* [Direction]
Pull every "几内亚至中国铝土矿发运" line out of the data below.
BEGIN Task material
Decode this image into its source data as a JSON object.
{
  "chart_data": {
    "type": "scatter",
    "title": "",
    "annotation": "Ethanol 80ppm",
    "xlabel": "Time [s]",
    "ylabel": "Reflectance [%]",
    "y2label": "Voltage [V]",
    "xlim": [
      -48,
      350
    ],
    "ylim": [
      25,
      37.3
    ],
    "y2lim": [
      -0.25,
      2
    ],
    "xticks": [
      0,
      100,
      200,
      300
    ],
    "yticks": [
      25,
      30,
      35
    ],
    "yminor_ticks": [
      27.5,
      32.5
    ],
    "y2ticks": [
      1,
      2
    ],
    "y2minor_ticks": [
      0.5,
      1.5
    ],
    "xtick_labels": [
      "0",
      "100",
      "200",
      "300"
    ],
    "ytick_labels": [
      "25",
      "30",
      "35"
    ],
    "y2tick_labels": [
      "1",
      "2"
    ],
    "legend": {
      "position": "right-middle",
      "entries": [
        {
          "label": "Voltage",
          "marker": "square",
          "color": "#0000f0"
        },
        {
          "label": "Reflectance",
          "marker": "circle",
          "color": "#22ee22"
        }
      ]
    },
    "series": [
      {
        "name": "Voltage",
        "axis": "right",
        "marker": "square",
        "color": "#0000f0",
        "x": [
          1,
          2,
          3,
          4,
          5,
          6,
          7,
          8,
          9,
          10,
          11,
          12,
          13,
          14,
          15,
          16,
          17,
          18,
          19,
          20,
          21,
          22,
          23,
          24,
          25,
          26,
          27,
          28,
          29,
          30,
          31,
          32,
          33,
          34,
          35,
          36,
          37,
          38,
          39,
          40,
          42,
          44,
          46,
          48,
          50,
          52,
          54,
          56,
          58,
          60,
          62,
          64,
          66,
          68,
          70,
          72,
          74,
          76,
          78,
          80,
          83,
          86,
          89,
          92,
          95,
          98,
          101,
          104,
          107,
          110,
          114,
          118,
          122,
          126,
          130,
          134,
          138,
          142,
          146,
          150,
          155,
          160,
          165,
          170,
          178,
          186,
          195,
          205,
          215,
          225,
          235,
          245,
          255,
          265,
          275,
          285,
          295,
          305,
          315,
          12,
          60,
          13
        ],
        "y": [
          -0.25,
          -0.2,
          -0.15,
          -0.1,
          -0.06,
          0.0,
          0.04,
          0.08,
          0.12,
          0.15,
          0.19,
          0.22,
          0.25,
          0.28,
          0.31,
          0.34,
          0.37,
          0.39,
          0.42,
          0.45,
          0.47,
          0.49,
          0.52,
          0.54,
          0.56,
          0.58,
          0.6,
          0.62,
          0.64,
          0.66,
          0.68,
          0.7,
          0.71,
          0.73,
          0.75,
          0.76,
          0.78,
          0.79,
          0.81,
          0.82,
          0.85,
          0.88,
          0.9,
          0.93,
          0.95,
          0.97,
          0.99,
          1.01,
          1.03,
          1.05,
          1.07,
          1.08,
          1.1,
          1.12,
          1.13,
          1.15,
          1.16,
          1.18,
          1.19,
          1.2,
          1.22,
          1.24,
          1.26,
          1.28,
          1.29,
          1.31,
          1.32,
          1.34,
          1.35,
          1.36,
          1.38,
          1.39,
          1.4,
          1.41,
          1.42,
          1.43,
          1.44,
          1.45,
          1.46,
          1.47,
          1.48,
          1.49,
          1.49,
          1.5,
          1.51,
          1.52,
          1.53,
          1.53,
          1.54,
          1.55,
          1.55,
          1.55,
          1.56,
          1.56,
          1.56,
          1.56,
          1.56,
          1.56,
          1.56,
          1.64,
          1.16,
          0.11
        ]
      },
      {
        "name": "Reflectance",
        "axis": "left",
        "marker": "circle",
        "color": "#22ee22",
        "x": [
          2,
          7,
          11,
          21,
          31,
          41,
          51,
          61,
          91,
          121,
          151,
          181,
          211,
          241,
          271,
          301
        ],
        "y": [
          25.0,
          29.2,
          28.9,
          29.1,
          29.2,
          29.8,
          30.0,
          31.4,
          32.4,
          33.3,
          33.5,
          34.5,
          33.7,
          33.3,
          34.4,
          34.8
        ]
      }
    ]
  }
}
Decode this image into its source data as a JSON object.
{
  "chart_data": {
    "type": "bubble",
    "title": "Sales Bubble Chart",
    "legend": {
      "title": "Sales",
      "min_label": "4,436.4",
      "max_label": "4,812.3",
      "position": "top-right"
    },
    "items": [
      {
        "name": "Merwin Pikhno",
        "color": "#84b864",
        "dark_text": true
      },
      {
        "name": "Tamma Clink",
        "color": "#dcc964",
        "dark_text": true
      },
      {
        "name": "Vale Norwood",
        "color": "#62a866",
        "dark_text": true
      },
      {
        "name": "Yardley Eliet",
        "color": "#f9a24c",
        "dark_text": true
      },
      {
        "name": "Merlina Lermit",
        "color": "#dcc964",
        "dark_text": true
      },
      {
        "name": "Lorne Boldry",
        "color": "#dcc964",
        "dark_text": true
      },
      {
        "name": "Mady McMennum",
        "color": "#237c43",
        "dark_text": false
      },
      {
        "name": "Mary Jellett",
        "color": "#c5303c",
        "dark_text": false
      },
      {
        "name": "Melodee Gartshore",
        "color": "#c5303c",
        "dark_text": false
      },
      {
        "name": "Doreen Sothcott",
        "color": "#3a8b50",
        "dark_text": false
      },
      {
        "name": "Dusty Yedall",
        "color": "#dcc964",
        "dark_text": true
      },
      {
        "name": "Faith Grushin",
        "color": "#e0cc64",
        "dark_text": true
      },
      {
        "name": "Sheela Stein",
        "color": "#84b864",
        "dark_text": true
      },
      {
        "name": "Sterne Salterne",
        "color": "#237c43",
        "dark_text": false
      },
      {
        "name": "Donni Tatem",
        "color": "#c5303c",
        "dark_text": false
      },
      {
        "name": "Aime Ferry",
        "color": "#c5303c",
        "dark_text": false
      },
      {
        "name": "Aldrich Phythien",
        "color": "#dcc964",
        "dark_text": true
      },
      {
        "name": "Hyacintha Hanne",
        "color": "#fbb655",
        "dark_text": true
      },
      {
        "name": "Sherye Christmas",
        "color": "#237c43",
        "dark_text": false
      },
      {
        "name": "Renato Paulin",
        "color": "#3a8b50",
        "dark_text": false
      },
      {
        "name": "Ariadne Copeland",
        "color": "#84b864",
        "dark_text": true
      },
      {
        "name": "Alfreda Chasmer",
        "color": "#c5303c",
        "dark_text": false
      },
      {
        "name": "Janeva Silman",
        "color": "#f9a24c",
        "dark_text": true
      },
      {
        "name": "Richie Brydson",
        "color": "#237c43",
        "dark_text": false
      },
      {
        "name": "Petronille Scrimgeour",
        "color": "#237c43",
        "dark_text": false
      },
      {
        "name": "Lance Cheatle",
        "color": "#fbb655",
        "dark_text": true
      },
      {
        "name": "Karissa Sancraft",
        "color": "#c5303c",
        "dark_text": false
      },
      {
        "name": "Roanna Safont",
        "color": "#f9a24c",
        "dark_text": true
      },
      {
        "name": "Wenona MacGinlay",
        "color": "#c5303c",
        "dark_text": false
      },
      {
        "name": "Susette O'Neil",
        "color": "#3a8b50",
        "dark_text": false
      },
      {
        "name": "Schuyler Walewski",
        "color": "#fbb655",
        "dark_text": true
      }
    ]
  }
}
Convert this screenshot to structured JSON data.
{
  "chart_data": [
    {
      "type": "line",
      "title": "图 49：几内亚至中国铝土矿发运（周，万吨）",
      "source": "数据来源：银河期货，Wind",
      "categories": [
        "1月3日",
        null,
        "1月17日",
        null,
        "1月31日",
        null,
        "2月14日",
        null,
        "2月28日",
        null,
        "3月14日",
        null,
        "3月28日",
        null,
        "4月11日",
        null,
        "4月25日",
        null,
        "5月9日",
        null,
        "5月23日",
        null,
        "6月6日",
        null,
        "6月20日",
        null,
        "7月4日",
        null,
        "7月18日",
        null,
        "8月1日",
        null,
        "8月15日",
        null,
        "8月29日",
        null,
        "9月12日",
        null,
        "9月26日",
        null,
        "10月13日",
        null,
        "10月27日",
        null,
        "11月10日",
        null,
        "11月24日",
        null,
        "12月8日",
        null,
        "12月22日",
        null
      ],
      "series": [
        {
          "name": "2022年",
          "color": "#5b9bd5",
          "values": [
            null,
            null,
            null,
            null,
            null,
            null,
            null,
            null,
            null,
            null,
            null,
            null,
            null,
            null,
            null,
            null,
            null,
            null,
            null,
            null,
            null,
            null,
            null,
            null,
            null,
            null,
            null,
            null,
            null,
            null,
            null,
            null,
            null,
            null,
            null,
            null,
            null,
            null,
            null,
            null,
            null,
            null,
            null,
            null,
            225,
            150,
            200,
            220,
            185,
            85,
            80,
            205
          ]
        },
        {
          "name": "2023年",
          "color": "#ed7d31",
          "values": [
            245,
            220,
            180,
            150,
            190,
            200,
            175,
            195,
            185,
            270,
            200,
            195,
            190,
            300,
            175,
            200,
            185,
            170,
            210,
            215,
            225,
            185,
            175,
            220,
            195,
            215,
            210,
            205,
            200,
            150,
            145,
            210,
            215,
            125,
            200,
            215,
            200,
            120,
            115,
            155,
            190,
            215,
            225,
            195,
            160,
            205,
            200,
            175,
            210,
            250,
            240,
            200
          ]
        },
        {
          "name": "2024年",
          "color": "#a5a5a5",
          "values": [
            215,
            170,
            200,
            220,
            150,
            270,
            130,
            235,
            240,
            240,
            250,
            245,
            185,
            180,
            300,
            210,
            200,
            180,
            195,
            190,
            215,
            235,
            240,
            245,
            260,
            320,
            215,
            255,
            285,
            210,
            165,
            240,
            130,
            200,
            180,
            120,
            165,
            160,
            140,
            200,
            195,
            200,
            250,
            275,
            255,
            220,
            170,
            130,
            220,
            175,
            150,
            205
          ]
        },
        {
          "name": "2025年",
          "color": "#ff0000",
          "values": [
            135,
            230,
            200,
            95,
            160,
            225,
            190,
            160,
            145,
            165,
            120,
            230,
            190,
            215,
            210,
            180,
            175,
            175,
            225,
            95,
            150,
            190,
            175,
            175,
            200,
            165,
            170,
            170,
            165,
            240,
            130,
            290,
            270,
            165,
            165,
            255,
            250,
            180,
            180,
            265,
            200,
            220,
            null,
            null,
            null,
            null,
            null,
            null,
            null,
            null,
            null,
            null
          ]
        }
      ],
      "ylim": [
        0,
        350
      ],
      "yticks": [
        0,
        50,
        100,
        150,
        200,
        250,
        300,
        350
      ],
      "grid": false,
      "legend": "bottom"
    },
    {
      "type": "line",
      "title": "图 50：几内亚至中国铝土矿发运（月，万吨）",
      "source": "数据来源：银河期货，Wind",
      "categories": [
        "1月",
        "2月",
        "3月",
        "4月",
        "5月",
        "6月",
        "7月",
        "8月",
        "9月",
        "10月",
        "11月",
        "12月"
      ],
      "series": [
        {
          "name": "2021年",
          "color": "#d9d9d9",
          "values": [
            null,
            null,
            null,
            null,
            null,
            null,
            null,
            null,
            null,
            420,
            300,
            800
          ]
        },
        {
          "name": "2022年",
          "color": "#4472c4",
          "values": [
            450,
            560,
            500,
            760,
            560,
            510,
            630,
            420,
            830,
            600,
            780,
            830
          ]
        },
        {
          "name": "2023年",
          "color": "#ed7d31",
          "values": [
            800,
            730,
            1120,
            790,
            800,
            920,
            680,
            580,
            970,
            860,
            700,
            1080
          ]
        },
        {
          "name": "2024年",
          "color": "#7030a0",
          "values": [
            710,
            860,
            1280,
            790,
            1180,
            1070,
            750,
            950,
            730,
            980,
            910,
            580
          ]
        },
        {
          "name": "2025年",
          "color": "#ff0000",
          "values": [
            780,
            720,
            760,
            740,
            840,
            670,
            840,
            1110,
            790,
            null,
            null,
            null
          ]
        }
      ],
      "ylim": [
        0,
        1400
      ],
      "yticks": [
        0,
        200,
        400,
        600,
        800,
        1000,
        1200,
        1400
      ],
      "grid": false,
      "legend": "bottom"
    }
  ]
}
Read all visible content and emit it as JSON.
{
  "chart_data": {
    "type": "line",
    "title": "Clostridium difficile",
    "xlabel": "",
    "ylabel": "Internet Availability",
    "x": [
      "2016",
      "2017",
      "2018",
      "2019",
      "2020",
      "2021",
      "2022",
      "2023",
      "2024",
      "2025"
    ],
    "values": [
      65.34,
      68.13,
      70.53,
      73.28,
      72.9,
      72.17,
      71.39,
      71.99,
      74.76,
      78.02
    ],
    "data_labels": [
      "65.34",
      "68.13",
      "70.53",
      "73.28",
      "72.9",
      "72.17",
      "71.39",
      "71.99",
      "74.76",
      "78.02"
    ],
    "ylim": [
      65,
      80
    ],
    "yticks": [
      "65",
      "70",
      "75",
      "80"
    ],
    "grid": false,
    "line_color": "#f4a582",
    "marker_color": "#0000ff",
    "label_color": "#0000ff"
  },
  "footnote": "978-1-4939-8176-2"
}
END Task material
* [Task output]
      "title": "图 49：几内亚至中国铝土矿发运（周，万吨）",
      "title": "图 50：几内亚至中国铝土矿发运（月，万吨）",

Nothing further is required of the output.